> [Written instruction 1]
Do these statements agree with the Ragel interpolation answer? (a) It recommends handling interpolation in an action tied to finishing the string token. (b) Its author has wide experience using fgoto to jump between states in Ragel. (c) The code declares two token kinds, STR and STR_I. For each, answer yes or no and quote the deciding words.
> [Written instruction 2]
What does the Ragel interpolation answer say between "I am pretty" and "help you there.", inclusive? Echo that span word for word.
═════ Document passage
I would do it with an action associated with finishing the string token. In that action you could then iterate over through ts to te and add the logic for your string interpolation and emit the tokens in the action instead.

Something like this, which probably only cover the most basic forms might help you get started:

#include <stdlib.h>
#include <string.h>
#include <stdio.h>

enum token { STR, STR_I };

void emit(enum token tok, const char* start, const char* end) {
  if (start == end)
    return;
  switch(tok) {
    case STR:
      printf("STR(\"%.*s\") ", (int)(end - start), start); break;
    case STR_I:
      printf("STR_I(%.*s) ", (int)(end - start), start); break;
  }
}


%%{
machine interpolation;
write data;

action interpolate {
  // this is the data input without ""
  const char* data_start = ts + 1;
  const char* data_end = te - 1;

  // Use this to walk through the token to find interpolation points
  const char *tok_start = data_start;
  const char *tok_end = data_start;

  for (;tok_end <= data_end; tok_end++) {

    // Does it contain #{ ?
    if (strncmp(tok_end,"#{", 2) == 0) {
      emit(STR, tok_start, tok_end);
      tok_start = tok_end + 2;
      // fast-forward to } or end, whichever comes first
      while (tok_end < data_end && *tok_end != '}') {
        ++tok_end;
      }

      if (tok_end == data_end) {
        // we're at the end
        emit(STR, tok_start - 2, data_end);
        tok_start = tok_end;
        break;
      } else {
        // found matching }
        emit(STR_I, tok_start, tok_end);
        tok_start = tok_end + 1;
      }
    }
  }
  if (tok_start != data_end) {
    emit(STR, tok_start, data_end);
  }
}

not_dquote_or_escape = [^"\\];
escaped_something = /\\./;
string_constant     = '"' ( not_dquote_or_escape | escaped_something )* '"';

main := |*
  string_constant => interpolate;
  *|;

}%%

int main(int argc, char **argv) {
  //char text[] = "\"hello #{first_name} #{last_name}, how are you?\"";
  //char text[] = "\"#{first_name} is my name.\"";
  //char text[] = "\"#{first_name}#{last_name}\"";
  //char text[] = "\"#{ without finishing brace.\"";
  //char text[] = "\" no starting brace }.\"";

  char *p = &text[0];
  char *pe = (text + strlen(text));
  char *eof = pe;
  int act, cs;
  const char* ts;
  const char* te;

  %% write init;
  %% write exec;

  return 0;
}

I am pretty sure you can also do it with jumping to different states using fgoto and such but I've only ever used Ragel for simple scanners so can't really help you there.
══════════
═════ Material provided
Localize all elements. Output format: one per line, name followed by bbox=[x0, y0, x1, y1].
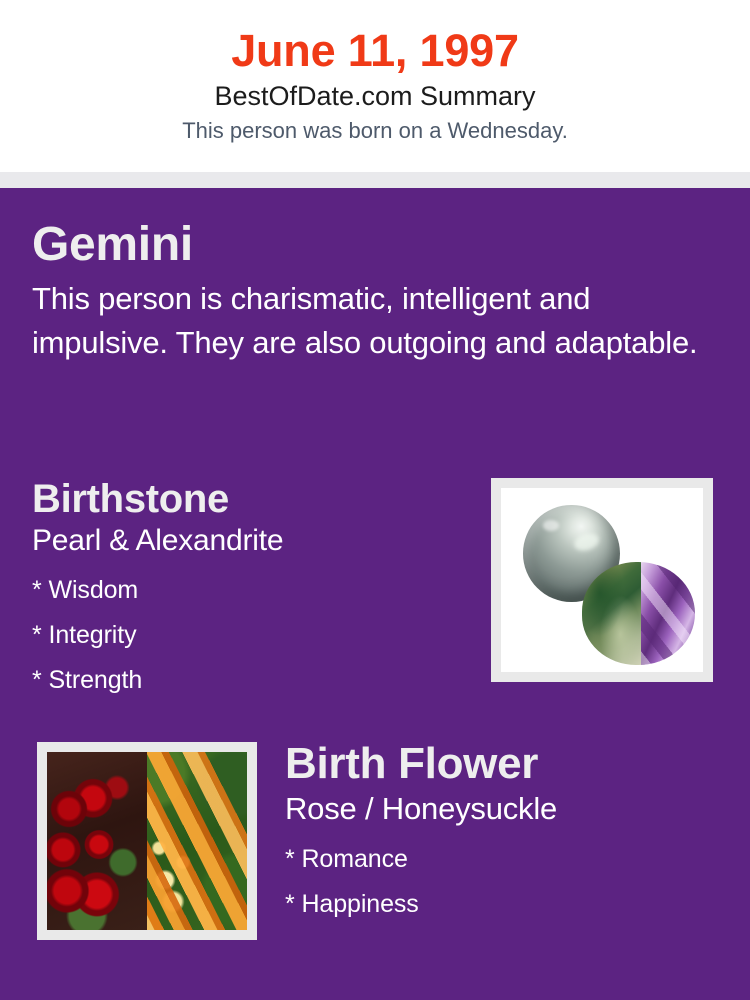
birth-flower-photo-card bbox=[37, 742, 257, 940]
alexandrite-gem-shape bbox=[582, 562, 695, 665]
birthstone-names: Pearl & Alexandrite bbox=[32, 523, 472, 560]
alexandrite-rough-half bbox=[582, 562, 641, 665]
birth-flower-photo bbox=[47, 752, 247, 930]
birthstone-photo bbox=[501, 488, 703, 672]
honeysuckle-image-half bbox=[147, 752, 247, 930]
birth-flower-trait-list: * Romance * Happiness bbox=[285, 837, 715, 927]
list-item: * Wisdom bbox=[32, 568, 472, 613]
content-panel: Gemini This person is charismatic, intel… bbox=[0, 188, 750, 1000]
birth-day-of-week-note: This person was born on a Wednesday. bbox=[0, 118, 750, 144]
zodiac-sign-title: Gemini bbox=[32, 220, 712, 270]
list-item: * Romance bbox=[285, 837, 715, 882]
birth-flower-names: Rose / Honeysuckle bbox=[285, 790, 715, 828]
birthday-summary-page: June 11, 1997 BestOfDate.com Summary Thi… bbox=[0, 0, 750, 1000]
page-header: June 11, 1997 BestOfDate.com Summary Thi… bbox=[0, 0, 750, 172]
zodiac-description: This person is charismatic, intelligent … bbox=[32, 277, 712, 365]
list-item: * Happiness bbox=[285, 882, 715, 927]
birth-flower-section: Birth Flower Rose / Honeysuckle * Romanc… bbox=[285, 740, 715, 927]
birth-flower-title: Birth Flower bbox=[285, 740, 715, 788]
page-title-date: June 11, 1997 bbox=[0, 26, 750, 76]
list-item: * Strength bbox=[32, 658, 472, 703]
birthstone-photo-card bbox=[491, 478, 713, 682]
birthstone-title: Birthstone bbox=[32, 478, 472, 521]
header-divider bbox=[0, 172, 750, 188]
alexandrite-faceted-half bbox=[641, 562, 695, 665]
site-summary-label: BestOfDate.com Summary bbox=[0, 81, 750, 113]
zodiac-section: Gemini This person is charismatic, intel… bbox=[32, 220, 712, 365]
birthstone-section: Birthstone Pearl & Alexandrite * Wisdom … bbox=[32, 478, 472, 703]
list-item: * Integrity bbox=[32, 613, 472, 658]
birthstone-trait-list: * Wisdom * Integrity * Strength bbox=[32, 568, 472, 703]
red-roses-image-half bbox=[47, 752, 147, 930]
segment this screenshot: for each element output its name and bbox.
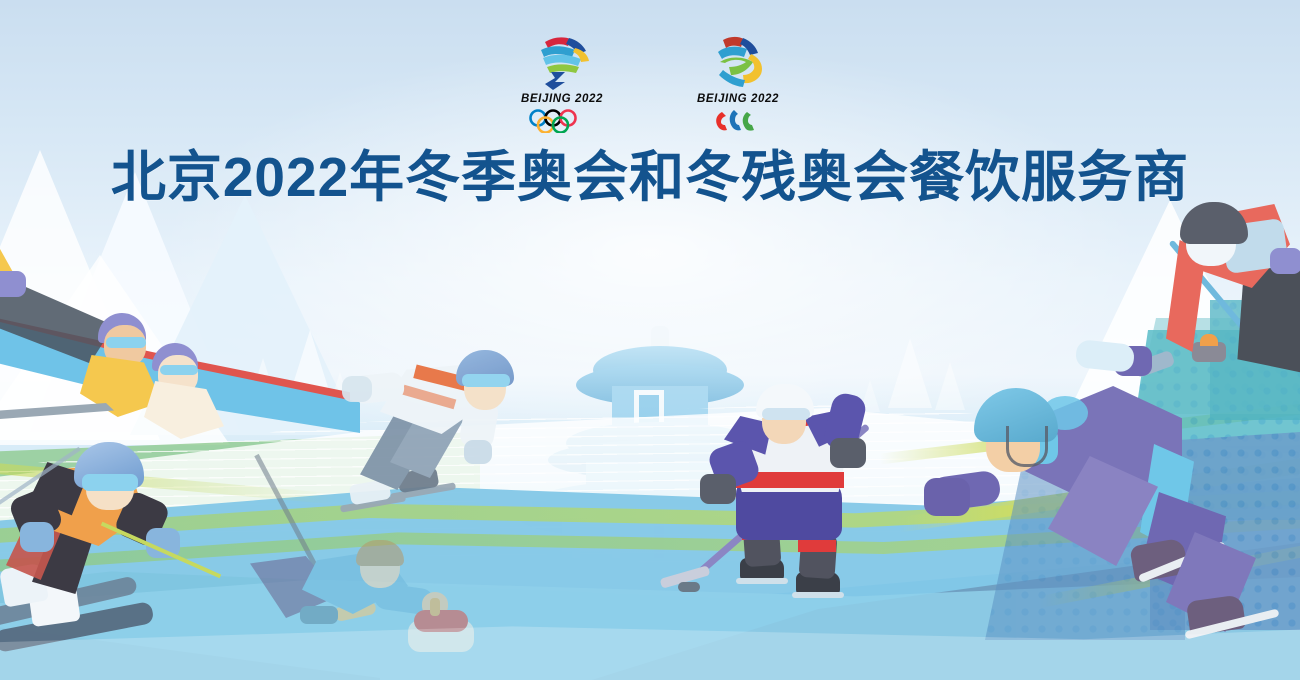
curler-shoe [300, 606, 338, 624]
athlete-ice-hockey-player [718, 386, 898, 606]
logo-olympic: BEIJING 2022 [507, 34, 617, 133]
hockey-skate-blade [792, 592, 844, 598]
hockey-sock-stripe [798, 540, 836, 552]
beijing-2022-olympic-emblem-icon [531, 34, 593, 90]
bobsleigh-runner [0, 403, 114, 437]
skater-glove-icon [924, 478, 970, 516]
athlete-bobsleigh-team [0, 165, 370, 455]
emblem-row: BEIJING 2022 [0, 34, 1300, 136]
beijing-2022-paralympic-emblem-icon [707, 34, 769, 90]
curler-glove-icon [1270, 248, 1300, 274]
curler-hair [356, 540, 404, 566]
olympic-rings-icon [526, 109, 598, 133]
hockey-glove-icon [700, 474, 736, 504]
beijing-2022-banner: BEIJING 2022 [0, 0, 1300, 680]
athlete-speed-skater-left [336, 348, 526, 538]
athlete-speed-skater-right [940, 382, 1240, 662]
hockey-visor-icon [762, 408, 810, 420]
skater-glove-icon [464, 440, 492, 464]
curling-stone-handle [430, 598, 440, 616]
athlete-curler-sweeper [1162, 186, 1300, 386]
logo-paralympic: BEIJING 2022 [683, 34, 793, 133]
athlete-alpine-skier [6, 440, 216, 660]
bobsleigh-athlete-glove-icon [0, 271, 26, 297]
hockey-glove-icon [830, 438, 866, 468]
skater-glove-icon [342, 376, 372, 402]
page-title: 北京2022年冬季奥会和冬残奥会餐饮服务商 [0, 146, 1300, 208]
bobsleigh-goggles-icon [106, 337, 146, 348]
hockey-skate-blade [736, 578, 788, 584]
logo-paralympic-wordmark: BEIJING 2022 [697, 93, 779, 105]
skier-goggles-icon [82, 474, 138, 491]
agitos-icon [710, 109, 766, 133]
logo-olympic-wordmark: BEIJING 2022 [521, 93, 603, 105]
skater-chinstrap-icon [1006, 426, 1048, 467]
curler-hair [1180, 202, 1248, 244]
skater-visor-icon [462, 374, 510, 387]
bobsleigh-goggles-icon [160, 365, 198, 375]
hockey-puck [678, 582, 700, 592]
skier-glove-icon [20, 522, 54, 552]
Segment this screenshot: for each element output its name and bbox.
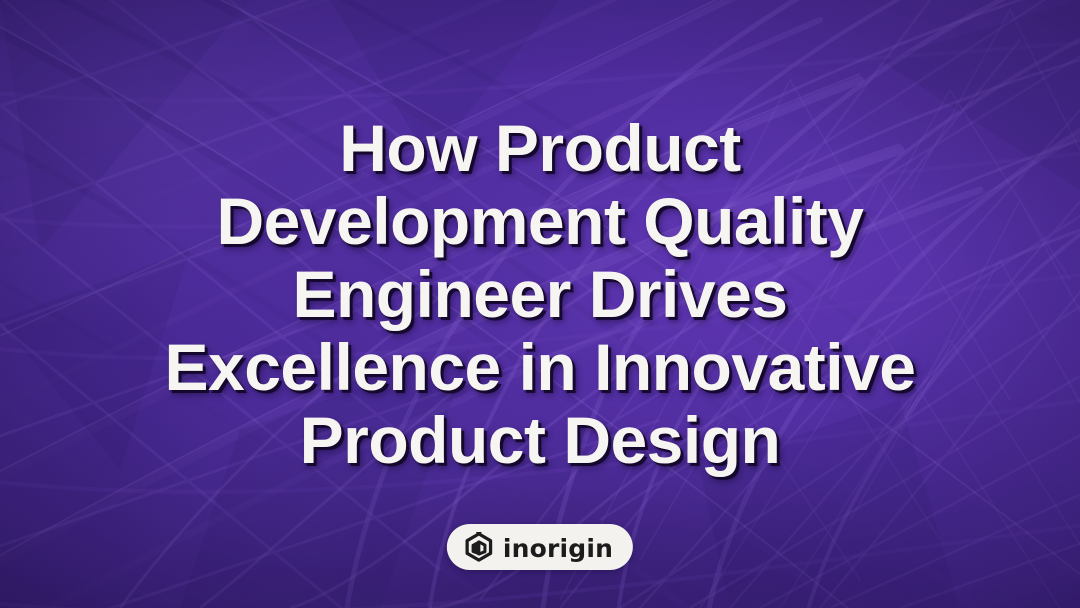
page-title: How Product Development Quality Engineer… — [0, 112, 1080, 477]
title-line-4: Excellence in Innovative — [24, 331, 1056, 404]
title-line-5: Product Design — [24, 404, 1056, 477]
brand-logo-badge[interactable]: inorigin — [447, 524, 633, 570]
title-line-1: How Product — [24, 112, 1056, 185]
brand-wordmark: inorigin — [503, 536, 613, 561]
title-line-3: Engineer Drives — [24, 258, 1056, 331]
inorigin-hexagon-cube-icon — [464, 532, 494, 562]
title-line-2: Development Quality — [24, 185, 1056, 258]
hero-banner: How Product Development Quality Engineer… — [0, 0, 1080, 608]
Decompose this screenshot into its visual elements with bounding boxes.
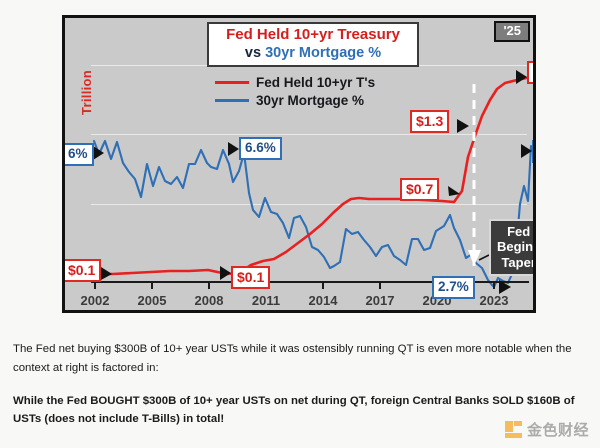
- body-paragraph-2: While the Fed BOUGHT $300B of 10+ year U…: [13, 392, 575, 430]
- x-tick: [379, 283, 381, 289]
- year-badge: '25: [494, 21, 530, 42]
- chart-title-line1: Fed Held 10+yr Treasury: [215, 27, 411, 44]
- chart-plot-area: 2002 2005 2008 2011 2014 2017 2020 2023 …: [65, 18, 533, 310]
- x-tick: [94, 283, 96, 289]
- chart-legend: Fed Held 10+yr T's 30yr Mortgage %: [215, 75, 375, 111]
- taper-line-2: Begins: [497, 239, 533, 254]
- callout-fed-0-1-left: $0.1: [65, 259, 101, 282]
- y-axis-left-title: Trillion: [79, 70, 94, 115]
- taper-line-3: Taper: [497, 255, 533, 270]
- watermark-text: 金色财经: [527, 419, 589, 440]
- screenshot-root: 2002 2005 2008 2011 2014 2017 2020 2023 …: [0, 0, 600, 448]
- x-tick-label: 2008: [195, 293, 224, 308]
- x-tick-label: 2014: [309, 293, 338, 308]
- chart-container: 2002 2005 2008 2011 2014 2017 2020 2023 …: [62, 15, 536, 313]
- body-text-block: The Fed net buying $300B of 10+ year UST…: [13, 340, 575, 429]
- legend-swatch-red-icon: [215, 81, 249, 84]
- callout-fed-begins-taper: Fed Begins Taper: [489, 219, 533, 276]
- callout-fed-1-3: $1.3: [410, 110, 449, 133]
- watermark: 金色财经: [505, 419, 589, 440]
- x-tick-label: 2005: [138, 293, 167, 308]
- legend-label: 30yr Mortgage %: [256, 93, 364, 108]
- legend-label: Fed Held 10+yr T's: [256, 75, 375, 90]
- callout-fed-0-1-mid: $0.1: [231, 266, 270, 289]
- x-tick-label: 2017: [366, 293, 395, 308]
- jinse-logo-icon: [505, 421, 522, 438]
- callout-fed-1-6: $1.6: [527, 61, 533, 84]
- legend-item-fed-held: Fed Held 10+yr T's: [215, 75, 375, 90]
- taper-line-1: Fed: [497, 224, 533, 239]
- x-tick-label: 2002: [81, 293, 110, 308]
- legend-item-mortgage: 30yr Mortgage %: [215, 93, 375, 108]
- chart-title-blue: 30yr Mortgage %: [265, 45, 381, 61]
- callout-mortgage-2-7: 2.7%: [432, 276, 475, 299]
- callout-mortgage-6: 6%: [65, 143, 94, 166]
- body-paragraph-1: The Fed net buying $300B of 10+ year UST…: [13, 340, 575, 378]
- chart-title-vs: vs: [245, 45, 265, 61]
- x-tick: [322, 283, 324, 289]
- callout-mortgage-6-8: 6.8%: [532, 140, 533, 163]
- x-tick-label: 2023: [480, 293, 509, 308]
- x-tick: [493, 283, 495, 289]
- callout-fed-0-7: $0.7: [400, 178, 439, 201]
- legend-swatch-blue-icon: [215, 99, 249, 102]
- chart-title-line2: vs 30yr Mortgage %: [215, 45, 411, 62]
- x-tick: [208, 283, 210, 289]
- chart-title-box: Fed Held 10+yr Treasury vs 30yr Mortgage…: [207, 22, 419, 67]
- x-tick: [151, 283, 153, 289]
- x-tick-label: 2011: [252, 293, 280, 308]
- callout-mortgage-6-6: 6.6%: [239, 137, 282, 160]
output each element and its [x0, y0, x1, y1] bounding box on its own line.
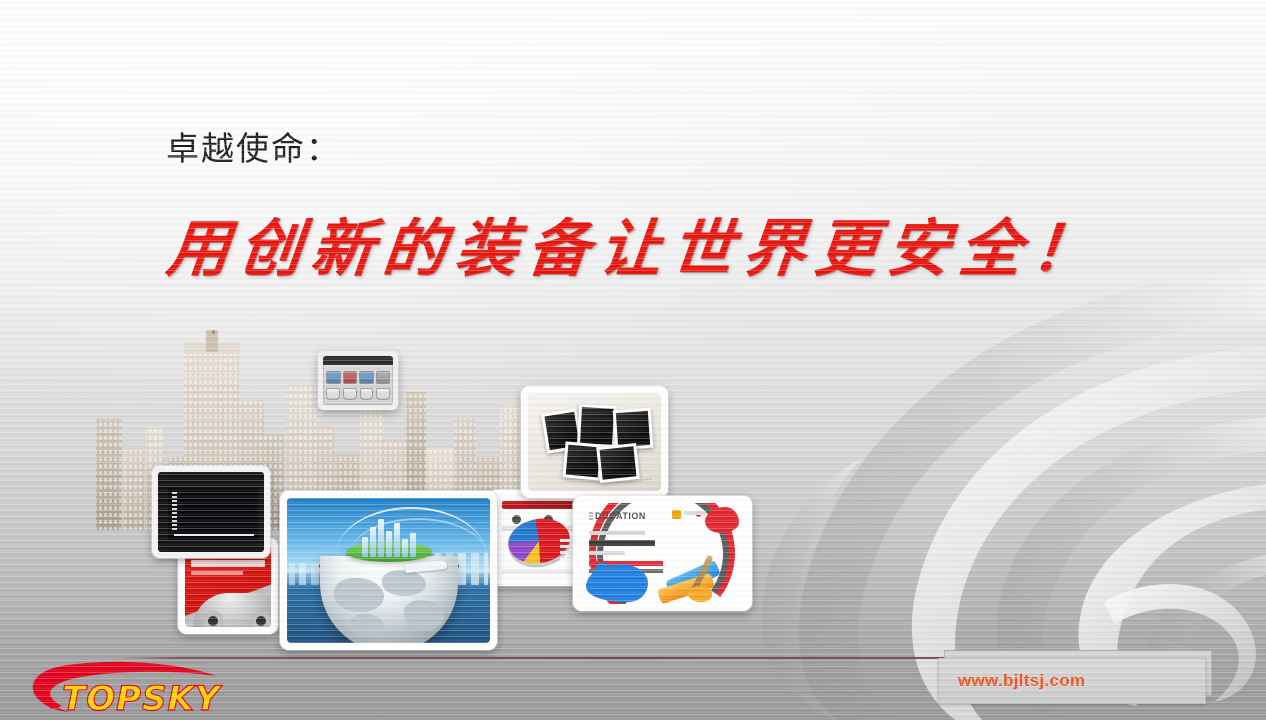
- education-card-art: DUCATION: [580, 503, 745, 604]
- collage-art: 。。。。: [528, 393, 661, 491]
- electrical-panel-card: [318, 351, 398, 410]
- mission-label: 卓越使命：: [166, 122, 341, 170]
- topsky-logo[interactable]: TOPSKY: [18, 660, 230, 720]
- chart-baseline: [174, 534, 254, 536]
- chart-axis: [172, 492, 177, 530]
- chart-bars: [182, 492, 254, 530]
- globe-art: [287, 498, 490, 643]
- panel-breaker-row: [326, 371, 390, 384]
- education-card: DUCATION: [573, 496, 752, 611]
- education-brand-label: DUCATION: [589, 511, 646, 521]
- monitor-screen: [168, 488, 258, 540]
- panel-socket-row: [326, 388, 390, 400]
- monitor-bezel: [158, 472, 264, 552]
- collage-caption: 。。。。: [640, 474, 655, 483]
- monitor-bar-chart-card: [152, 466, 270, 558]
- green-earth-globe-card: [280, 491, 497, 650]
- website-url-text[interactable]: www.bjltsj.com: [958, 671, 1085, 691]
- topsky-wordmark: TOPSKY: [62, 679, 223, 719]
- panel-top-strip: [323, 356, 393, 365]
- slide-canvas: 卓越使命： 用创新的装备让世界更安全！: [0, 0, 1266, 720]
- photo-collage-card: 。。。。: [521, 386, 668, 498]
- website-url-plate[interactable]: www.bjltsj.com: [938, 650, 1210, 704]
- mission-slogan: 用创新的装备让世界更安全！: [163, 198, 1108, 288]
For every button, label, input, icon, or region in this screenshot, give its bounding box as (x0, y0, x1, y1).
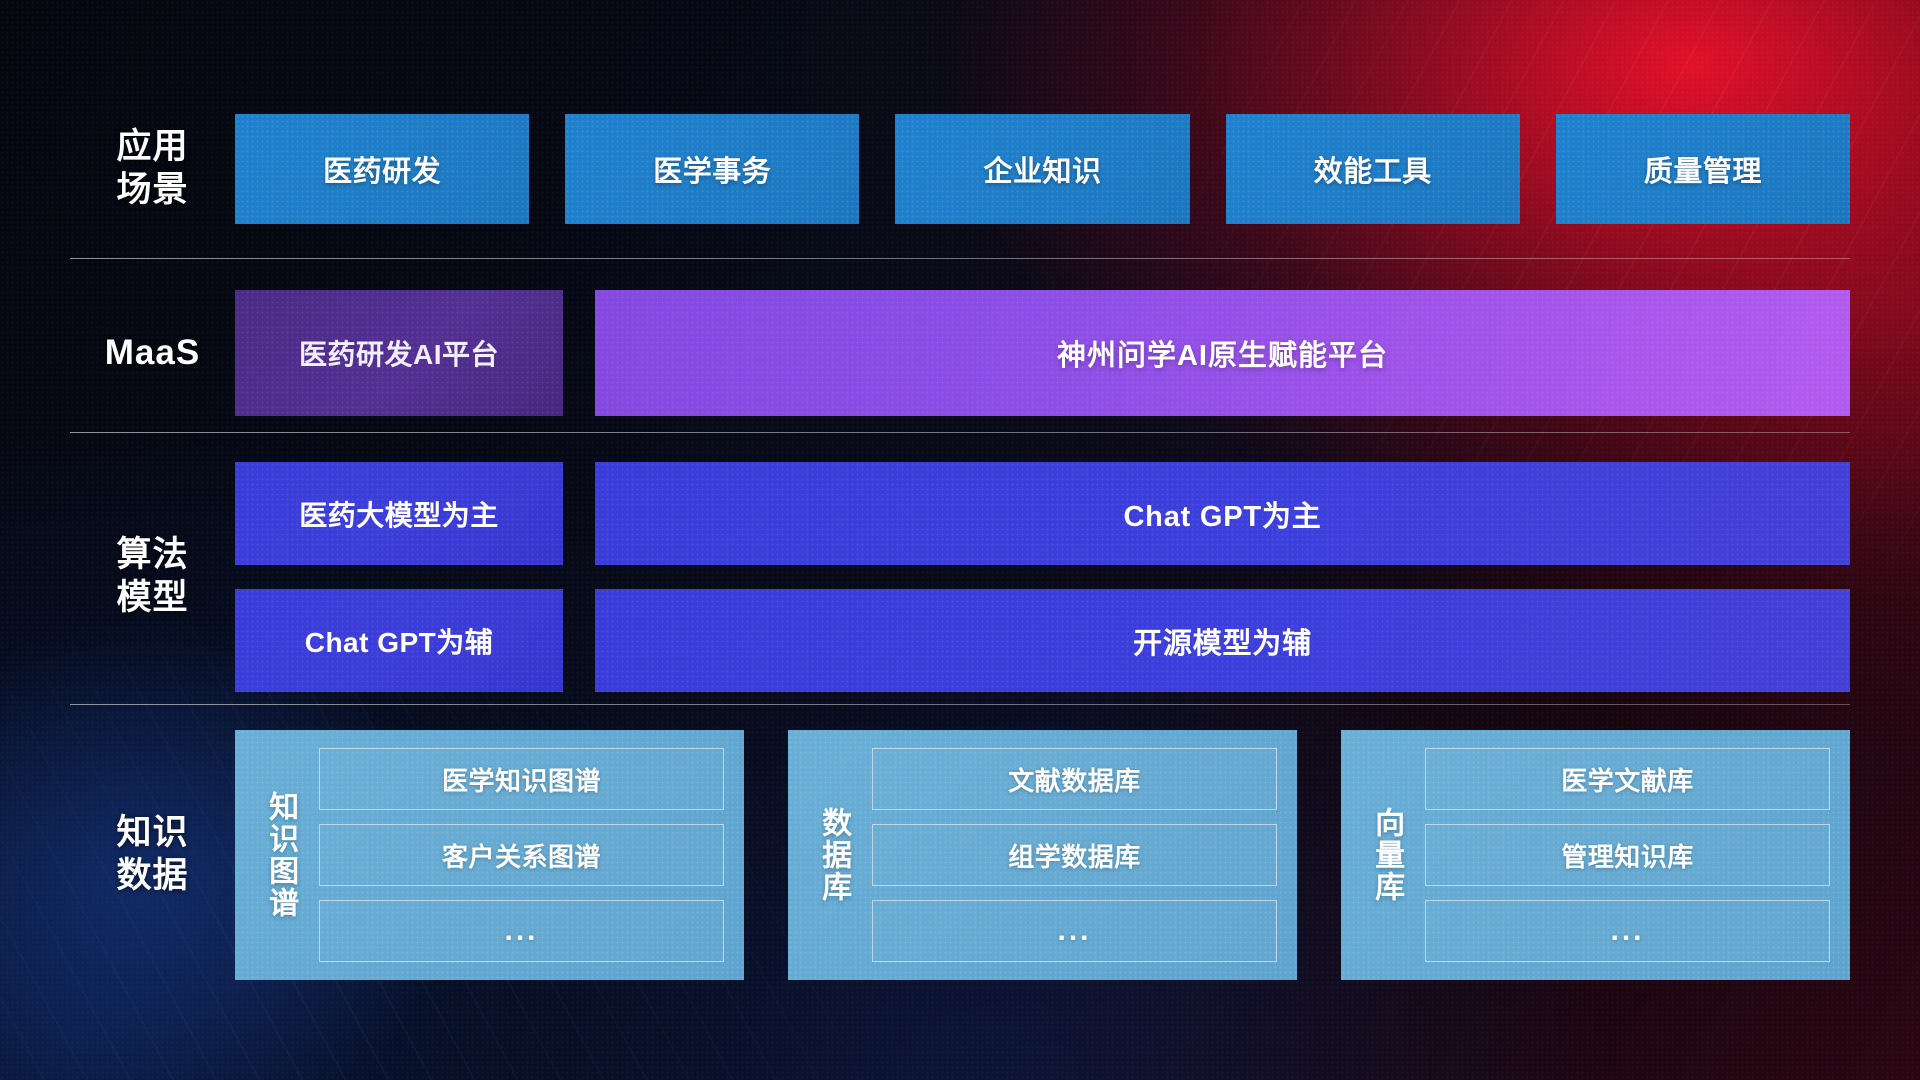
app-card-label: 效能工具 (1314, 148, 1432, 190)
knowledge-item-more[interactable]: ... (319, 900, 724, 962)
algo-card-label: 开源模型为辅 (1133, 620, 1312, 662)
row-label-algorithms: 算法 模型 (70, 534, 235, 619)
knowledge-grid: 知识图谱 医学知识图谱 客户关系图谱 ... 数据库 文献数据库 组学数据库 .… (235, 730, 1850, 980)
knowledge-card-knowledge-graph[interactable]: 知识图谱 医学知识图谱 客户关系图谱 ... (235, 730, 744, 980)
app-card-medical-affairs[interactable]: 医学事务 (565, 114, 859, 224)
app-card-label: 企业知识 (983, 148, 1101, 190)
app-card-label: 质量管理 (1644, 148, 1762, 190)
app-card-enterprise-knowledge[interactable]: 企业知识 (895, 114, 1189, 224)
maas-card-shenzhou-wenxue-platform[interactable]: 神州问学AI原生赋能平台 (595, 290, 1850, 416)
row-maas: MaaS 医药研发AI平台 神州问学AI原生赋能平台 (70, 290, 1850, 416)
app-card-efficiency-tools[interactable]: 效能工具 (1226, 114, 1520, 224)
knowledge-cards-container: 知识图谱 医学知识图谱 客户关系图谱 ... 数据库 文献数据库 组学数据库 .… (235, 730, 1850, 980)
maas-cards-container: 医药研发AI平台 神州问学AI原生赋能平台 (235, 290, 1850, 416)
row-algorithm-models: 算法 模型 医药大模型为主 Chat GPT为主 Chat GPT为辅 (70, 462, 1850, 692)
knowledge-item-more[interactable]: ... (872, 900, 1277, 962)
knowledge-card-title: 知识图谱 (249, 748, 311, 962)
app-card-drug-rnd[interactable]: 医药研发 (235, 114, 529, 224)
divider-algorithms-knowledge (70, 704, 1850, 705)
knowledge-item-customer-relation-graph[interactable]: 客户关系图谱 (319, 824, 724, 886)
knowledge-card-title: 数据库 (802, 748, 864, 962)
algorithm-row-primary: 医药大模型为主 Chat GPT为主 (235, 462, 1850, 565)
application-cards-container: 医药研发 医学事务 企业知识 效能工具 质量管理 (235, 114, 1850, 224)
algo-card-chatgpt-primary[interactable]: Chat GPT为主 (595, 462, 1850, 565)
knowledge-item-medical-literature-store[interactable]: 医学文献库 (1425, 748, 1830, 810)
══════════
> [Correct result 1]
(a) Yes: "I would do it with an action associated with finishing the string token."
(b) No: "I've only ever used Ragel for simple scanners so can't really help you there."
(c) Yes: "enum token { STR, STR_I };"

> [Correct result 2]
I am pretty sure you can also do it with jumping to different states using fgoto and such but I've only ever used Ragel for simple scanners so can't really help you there.